### WHAT YOU HAVE TO DO
Write each line out again exactly as written.
-*-
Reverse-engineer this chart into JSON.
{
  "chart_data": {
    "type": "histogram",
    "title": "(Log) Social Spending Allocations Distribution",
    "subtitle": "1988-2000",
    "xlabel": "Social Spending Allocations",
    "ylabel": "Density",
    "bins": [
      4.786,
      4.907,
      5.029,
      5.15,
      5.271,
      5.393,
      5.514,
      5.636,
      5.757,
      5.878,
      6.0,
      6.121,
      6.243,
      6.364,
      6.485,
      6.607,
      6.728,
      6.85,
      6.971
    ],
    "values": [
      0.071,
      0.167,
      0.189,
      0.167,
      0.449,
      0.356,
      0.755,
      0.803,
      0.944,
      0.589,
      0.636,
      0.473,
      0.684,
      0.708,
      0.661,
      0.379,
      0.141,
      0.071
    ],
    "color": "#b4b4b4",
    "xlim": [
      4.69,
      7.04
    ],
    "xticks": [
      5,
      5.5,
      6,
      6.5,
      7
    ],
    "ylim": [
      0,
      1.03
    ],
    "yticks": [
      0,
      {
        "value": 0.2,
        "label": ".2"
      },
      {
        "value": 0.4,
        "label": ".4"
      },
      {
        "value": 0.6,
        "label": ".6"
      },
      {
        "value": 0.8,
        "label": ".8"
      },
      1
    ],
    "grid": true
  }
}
-*-
### RESULT OF THE EXERCISE
Reverse-engineer this chart into JSON.
{
  "chart_data": {
    "type": "histogram",
    "title": "(Log) Social Spending Allocations Distribution",
    "subtitle": "1988-2000",
    "xlabel": "Social Spending Allocations",
    "ylabel": "Density",
    "bins": [
      4.786,
      4.907,
      5.029,
      5.15,
      5.271,
      5.393,
      5.514,
      5.636,
      5.757,
      5.878,
      6.0,
      6.121,
      6.243,
      6.364,
      6.485,
      6.607,
      6.728,
      6.85,
      6.971
    ],
    "values": [
      0.071,
      0.167,
      0.189,
      0.167,
      0.449,
      0.356,
      0.755,
      0.803,
      0.944,
      0.589,
      0.636,
      0.473,
      0.684,
      0.708,
      0.661,
      0.379,
      0.141,
      0.071
    ],
    "color": "#b4b4b4",
    "xlim": [
      4.69,
      7.04
    ],
    "xticks": [
      5,
      5.5,
      6,
      6.5,
      7
    ],
    "ylim": [
      0,
      1.03
    ],
    "yticks": [
      0,
      {
        "value": 0.2,
        "label": ".2"
      },
      {
        "value": 0.4,
        "label": ".4"
      },
      {
        "value": 0.6,
        "label": ".6"
      },
      {
        "value": 0.8,
        "label": ".8"
      },
      1
    ],
    "grid": true
  }
}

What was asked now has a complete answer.